**Problem requirements:** Copy every record below, exactly as written.

**Task material:**
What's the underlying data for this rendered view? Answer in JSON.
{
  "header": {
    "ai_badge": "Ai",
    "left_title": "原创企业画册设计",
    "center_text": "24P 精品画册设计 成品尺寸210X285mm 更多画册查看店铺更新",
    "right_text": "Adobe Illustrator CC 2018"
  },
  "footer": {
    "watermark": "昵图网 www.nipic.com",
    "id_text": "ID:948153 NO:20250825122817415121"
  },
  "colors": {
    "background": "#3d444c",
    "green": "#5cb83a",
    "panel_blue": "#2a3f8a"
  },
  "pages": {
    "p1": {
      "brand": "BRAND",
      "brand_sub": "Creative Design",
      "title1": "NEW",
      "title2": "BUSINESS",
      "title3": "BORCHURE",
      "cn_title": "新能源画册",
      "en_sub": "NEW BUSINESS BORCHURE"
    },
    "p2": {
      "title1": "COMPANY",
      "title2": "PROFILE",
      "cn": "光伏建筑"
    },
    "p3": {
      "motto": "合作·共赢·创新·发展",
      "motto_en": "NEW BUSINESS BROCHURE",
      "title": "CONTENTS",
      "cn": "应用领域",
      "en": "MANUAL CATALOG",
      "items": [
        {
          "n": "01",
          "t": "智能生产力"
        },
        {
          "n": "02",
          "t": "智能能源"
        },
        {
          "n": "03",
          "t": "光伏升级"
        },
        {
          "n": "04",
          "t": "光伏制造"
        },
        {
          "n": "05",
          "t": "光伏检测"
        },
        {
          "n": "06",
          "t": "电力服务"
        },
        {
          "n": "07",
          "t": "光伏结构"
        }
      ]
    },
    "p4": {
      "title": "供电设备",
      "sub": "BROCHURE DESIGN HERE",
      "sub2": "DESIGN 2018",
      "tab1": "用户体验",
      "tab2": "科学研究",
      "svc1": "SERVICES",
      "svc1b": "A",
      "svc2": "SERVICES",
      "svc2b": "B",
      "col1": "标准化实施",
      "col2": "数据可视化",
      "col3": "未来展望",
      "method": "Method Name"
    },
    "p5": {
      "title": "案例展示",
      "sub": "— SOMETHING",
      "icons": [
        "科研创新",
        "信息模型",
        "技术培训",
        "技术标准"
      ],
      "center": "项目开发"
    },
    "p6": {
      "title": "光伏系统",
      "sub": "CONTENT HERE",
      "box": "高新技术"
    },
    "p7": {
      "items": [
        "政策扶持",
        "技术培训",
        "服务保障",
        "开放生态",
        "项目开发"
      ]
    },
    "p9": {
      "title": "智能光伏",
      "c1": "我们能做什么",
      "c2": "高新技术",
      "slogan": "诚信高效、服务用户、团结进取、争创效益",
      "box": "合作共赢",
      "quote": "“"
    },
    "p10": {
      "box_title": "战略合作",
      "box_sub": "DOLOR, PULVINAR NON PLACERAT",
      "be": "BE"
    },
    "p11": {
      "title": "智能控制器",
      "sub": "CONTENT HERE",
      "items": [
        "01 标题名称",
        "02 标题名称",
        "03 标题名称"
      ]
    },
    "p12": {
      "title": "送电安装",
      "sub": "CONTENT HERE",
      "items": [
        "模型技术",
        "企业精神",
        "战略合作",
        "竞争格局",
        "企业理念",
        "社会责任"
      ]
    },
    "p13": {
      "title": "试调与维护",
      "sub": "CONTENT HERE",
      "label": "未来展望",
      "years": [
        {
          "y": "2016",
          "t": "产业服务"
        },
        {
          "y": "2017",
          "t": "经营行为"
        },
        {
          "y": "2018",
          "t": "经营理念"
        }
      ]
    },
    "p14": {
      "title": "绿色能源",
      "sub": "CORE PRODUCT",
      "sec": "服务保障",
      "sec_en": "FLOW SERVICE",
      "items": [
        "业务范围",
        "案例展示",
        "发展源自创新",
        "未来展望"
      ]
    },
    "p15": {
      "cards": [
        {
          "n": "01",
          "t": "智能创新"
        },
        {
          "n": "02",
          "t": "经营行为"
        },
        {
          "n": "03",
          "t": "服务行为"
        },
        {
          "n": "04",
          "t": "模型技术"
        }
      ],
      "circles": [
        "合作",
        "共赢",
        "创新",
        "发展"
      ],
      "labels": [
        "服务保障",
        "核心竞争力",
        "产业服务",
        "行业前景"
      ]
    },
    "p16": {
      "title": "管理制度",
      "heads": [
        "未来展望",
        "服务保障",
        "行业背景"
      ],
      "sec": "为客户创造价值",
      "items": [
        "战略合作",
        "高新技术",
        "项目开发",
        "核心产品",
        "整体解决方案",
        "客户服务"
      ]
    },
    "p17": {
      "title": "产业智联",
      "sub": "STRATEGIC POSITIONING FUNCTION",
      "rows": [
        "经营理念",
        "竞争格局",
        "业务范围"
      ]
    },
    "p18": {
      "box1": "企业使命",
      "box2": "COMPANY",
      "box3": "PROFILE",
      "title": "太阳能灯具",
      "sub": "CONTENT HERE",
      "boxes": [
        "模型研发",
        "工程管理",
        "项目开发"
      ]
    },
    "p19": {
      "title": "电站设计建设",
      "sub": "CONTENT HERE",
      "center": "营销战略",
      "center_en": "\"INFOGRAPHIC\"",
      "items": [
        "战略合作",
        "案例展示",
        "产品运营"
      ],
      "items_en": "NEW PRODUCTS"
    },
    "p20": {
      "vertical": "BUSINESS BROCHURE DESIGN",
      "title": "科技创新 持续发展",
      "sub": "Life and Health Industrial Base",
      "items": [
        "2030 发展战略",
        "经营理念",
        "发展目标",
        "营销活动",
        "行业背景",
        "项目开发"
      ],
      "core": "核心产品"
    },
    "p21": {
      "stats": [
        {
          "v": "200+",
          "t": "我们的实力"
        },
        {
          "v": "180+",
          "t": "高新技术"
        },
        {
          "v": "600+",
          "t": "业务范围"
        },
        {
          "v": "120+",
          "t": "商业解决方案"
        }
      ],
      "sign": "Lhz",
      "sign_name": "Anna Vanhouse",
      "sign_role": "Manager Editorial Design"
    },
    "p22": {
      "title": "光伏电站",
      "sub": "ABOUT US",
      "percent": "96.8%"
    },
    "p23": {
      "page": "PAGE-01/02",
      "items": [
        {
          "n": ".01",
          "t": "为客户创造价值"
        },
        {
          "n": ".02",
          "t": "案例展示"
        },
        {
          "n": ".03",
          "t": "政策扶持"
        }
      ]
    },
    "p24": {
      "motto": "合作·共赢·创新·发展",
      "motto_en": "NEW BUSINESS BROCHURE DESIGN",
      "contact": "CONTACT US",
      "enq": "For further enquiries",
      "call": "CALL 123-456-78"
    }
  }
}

**Exercise answer:**
What's the underlying data for this rendered view? Answer in JSON.
{
  "header": {
    "ai_badge": "Ai",
    "left_title": "原创企业画册设计",
    "center_text": "24P 精品画册设计 成品尺寸210X285mm 更多画册查看店铺更新",
    "right_text": "Adobe Illustrator CC 2018"
  },
  "footer": {
    "watermark": "昵图网 www.nipic.com",
    "id_text": "ID:948153 NO:20250825122817415121"
  },
  "colors": {
    "background": "#3d444c",
    "green": "#5cb83a",
    "panel_blue": "#2a3f8a"
  },
  "pages": {
    "p1": {
      "brand": "BRAND",
      "brand_sub": "Creative Design",
      "title1": "NEW",
      "title2": "BUSINESS",
      "title3": "BORCHURE",
      "cn_title": "新能源画册",
      "en_sub": "NEW BUSINESS BORCHURE"
    },
    "p2": {
      "title1": "COMPANY",
      "title2": "PROFILE",
      "cn": "光伏建筑"
    },
    "p3": {
      "motto": "合作·共赢·创新·发展",
      "motto_en": "NEW BUSINESS BROCHURE",
      "title": "CONTENTS",
      "cn": "应用领域",
      "en": "MANUAL CATALOG",
      "items": [
        {
          "n": "01",
          "t": "智能生产力"
        },
        {
          "n": "02",
          "t": "智能能源"
        },
        {
          "n": "03",
          "t": "光伏升级"
        },
        {
          "n": "04",
          "t": "光伏制造"
        },
        {
          "n": "05",
          "t": "光伏检测"
        },
        {
          "n": "06",
          "t": "电力服务"
        },
        {
          "n": "07",
          "t": "光伏结构"
        }
      ]
    },
    "p4": {
      "title": "供电设备",
      "sub": "BROCHURE DESIGN HERE",
      "sub2": "DESIGN 2018",
      "tab1": "用户体验",
      "tab2": "科学研究",
      "svc1": "SERVICES",
      "svc1b": "A",
      "svc2": "SERVICES",
      "svc2b": "B",
      "col1": "标准化实施",
      "col2": "数据可视化",
      "col3": "未来展望",
      "method": "Method Name"
    },
    "p5": {
      "title": "案例展示",
      "sub": "— SOMETHING",
      "icons": [
        "科研创新",
        "信息模型",
        "技术培训",
        "技术标准"
      ],
      "center": "项目开发"
    },
    "p6": {
      "title": "光伏系统",
      "sub": "CONTENT HERE",
      "box": "高新技术"
    },
    "p7": {
      "items": [
        "政策扶持",
        "技术培训",
        "服务保障",
        "开放生态",
        "项目开发"
      ]
    },
    "p9": {
      "title": "智能光伏",
      "c1": "我们能做什么",
      "c2": "高新技术",
      "slogan": "诚信高效、服务用户、团结进取、争创效益",
      "box": "合作共赢",
      "quote": "“"
    },
    "p10": {
      "box_title": "战略合作",
      "box_sub": "DOLOR, PULVINAR NON PLACERAT",
      "be": "BE"
    },
    "p11": {
      "title": "智能控制器",
      "sub": "CONTENT HERE",
      "items": [
        "01 标题名称",
        "02 标题名称",
        "03 标题名称"
      ]
    },
    "p12": {
      "title": "送电安装",
      "sub": "CONTENT HERE",
      "items": [
        "模型技术",
        "企业精神",
        "战略合作",
        "竞争格局",
        "企业理念",
        "社会责任"
      ]
    },
    "p13": {
      "title": "试调与维护",
      "sub": "CONTENT HERE",
      "label": "未来展望",
      "years": [
        {
          "y": "2016",
          "t": "产业服务"
        },
        {
          "y": "2017",
          "t": "经营行为"
        },
        {
          "y": "2018",
          "t": "经营理念"
        }
      ]
    },
    "p14": {
      "title": "绿色能源",
      "sub": "CORE PRODUCT",
      "sec": "服务保障",
      "sec_en": "FLOW SERVICE",
      "items": [
        "业务范围",
        "案例展示",
        "发展源自创新",
        "未来展望"
      ]
    },
    "p15": {
      "cards": [
        {
          "n": "01",
          "t": "智能创新"
        },
        {
          "n": "02",
          "t": "经营行为"
        },
        {
          "n": "03",
          "t": "服务行为"
        },
        {
          "n": "04",
          "t": "模型技术"
        }
      ],
      "circles": [
        "合作",
        "共赢",
        "创新",
        "发展"
      ],
      "labels": [
        "服务保障",
        "核心竞争力",
        "产业服务",
        "行业前景"
      ]
    },
    "p16": {
      "title": "管理制度",
      "heads": [
        "未来展望",
        "服务保障",
        "行业背景"
      ],
      "sec": "为客户创造价值",
      "items": [
        "战略合作",
        "高新技术",
        "项目开发",
        "核心产品",
        "整体解决方案",
        "客户服务"
      ]
    },
    "p17": {
      "title": "产业智联",
      "sub": "STRATEGIC POSITIONING FUNCTION",
      "rows": [
        "经营理念",
        "竞争格局",
        "业务范围"
      ]
    },
    "p18": {
      "box1": "企业使命",
      "box2": "COMPANY",
      "box3": "PROFILE",
      "title": "太阳能灯具",
      "sub": "CONTENT HERE",
      "boxes": [
        "模型研发",
        "工程管理",
        "项目开发"
      ]
    },
    "p19": {
      "title": "电站设计建设",
      "sub": "CONTENT HERE",
      "center": "营销战略",
      "center_en": "\"INFOGRAPHIC\"",
      "items": [
        "战略合作",
        "案例展示",
        "产品运营"
      ],
      "items_en": "NEW PRODUCTS"
    },
    "p20": {
      "vertical": "BUSINESS BROCHURE DESIGN",
      "title": "科技创新 持续发展",
      "sub": "Life and Health Industrial Base",
      "items": [
        "2030 发展战略",
        "经营理念",
        "发展目标",
        "营销活动",
        "行业背景",
        "项目开发"
      ],
      "core": "核心产品"
    },
    "p21": {
      "stats": [
        {
          "v": "200+",
          "t": "我们的实力"
        },
        {
          "v": "180+",
          "t": "高新技术"
        },
        {
          "v": "600+",
          "t": "业务范围"
        },
        {
          "v": "120+",
          "t": "商业解决方案"
        }
      ],
      "sign": "Lhz",
      "sign_name": "Anna Vanhouse",
      "sign_role": "Manager Editorial Design"
    },
    "p22": {
      "title": "光伏电站",
      "sub": "ABOUT US",
      "percent": "96.8%"
    },
    "p23": {
      "page": "PAGE-01/02",
      "items": [
        {
          "n": ".01",
          "t": "为客户创造价值"
        },
        {
          "n": ".02",
          "t": "案例展示"
        },
        {
          "n": ".03",
          "t": "政策扶持"
        }
      ]
    },
    "p24": {
      "motto": "合作·共赢·创新·发展",
      "motto_en": "NEW BUSINESS BROCHURE DESIGN",
      "contact": "CONTACT US",
      "enq": "For further enquiries",
      "call": "CALL 123-456-78"
    }
  }
}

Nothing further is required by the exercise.